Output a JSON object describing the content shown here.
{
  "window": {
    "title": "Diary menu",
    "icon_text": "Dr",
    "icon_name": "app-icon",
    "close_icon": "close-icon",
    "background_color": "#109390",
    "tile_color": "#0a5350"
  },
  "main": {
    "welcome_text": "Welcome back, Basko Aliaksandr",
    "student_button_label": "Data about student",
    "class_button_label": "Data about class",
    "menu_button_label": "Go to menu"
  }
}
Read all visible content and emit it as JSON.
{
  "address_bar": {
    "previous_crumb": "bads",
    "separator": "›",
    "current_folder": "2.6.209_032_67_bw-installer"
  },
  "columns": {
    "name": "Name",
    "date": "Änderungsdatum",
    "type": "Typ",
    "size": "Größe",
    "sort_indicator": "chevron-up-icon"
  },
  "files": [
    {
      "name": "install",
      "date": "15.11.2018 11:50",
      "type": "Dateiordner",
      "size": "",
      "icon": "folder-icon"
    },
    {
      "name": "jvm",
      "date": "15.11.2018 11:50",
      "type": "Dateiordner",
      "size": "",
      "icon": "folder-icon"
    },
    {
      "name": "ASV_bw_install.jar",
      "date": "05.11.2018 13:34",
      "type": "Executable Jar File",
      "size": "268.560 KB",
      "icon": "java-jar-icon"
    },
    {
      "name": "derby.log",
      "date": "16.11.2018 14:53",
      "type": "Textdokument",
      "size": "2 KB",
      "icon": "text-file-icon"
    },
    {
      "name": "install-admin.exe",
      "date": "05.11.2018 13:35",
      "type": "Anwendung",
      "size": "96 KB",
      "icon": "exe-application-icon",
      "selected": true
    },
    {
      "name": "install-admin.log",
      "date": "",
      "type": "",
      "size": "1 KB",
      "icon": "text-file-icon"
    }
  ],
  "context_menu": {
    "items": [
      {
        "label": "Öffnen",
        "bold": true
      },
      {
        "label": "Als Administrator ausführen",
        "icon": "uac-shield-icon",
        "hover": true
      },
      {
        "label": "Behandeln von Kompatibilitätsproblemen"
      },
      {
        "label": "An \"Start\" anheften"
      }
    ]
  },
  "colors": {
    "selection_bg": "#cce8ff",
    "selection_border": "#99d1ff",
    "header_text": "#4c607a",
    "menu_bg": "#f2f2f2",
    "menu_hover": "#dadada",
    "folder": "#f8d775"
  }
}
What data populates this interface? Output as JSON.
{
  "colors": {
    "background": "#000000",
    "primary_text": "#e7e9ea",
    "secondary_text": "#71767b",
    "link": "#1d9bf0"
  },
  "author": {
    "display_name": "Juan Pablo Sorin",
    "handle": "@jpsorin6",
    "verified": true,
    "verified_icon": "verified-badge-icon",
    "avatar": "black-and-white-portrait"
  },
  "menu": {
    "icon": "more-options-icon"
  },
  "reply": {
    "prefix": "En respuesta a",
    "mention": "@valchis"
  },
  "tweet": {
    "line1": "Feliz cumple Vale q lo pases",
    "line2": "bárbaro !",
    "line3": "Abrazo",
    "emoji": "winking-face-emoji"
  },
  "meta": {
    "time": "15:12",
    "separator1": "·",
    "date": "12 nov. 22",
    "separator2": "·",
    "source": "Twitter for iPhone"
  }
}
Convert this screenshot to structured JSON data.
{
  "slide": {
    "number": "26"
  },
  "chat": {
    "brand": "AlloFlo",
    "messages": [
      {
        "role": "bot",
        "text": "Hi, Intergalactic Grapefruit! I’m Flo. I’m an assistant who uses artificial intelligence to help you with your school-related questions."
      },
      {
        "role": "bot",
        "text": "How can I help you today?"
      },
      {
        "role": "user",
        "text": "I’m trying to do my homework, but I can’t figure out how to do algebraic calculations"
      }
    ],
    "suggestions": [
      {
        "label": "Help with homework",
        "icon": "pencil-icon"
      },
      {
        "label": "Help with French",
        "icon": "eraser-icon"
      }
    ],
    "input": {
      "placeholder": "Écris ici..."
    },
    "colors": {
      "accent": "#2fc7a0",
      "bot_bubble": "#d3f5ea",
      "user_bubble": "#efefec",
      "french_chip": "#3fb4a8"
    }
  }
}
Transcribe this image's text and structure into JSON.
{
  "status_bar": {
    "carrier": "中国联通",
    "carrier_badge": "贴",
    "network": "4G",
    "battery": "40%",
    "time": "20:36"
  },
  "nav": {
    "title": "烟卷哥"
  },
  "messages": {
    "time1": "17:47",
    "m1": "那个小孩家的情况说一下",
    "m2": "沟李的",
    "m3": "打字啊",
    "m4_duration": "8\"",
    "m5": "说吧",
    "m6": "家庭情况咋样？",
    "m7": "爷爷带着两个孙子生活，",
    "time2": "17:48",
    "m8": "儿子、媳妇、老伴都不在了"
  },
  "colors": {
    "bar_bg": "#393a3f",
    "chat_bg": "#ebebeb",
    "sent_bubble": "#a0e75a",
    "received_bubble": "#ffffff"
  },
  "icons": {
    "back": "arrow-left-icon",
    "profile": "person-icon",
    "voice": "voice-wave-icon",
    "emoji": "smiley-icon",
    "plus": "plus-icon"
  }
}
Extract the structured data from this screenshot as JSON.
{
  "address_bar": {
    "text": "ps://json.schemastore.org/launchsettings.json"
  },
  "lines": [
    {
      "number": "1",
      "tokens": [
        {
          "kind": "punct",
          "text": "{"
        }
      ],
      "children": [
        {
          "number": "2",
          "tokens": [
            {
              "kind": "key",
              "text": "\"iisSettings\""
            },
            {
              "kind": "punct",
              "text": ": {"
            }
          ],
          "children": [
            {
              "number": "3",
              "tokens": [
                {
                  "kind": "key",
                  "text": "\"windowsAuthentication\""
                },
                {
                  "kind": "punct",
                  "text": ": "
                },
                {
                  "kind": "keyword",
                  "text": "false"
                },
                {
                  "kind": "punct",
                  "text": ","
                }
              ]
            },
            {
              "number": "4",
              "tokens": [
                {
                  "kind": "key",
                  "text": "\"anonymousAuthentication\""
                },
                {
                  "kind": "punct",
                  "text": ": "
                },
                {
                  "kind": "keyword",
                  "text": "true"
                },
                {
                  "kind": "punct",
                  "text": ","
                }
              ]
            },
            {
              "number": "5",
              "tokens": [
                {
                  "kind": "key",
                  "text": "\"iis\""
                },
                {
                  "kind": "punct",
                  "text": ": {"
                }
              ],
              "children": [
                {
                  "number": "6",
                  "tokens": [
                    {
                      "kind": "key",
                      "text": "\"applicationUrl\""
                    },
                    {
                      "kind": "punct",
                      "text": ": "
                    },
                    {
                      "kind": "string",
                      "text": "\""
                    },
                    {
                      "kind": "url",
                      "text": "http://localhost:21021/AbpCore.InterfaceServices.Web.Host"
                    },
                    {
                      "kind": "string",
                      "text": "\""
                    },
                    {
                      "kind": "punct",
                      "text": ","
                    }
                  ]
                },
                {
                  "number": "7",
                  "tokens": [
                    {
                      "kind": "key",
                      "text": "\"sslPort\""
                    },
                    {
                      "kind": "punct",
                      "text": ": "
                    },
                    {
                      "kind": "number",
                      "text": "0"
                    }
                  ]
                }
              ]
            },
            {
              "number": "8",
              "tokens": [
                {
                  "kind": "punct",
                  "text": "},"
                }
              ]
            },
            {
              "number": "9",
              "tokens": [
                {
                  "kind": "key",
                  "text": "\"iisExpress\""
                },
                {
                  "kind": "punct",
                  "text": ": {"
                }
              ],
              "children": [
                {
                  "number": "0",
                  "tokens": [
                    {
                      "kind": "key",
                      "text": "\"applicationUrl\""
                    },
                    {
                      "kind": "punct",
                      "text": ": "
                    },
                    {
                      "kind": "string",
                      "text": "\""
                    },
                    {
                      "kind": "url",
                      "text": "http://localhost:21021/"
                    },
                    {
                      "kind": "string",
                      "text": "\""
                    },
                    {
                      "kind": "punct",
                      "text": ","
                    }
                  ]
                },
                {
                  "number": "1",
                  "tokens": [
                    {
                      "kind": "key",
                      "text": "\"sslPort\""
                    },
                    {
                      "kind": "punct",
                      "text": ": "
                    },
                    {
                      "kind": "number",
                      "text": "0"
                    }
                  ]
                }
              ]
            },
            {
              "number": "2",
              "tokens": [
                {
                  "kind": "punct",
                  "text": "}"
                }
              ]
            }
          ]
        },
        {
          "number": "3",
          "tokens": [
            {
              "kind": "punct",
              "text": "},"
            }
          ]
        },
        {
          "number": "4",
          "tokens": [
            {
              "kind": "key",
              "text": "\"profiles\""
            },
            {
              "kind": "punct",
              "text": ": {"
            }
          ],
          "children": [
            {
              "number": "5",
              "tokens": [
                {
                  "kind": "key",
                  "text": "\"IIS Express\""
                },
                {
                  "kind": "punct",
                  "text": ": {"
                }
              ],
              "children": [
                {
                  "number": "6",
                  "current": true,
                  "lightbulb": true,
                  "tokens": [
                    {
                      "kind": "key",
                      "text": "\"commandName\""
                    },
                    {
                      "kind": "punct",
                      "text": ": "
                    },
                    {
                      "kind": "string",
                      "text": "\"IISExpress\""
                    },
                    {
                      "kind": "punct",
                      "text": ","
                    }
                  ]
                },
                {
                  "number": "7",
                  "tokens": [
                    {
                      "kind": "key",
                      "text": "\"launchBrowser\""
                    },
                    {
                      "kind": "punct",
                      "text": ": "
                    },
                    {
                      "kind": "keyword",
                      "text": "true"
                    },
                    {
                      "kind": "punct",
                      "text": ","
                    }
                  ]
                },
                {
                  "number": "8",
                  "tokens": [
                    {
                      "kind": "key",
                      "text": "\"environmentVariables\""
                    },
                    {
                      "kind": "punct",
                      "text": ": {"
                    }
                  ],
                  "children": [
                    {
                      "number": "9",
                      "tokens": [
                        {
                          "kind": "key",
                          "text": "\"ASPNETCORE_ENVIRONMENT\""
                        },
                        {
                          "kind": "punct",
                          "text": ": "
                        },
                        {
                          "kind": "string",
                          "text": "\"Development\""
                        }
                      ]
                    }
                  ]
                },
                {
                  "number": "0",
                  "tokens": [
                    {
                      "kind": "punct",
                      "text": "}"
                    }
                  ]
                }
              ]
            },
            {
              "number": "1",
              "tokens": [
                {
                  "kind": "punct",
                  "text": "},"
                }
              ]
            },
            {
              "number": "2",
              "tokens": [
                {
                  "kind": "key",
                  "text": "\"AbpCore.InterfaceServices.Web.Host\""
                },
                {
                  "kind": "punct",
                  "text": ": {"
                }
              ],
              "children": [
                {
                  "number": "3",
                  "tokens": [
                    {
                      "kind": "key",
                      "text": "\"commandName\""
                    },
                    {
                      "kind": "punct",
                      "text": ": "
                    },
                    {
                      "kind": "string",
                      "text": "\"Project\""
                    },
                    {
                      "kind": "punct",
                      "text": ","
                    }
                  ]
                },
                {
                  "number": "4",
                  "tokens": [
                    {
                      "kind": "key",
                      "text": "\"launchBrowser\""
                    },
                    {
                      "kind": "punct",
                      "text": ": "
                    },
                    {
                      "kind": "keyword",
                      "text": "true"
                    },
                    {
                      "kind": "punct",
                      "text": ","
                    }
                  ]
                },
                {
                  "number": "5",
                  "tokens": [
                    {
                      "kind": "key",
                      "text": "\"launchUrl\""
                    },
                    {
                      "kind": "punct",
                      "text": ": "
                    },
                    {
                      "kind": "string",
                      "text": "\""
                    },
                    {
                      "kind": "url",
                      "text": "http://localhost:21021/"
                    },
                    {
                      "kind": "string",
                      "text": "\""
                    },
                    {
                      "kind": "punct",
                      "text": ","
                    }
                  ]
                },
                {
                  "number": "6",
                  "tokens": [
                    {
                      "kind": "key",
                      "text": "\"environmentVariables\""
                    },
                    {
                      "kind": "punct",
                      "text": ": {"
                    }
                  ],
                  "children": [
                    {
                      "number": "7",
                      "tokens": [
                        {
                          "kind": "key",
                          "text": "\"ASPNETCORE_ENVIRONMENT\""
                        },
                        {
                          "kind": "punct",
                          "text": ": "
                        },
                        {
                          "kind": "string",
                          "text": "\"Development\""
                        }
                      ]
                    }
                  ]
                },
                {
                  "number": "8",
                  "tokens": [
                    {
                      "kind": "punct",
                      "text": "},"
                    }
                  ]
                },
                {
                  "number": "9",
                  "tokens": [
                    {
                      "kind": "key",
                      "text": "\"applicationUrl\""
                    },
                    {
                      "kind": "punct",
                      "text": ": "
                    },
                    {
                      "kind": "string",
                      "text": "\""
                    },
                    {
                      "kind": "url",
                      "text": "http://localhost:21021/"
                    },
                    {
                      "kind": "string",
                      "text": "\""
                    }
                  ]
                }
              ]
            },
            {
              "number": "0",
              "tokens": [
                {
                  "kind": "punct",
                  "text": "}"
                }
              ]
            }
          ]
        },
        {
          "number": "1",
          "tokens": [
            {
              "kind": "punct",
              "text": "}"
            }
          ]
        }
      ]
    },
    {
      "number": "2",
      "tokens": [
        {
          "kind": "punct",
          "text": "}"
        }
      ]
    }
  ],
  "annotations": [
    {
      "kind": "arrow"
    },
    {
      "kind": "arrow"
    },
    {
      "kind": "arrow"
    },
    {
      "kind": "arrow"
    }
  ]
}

——————————

■ The exercise
Write down the number of lines where the word "homework" appears, and nothing further.

■ Task response
2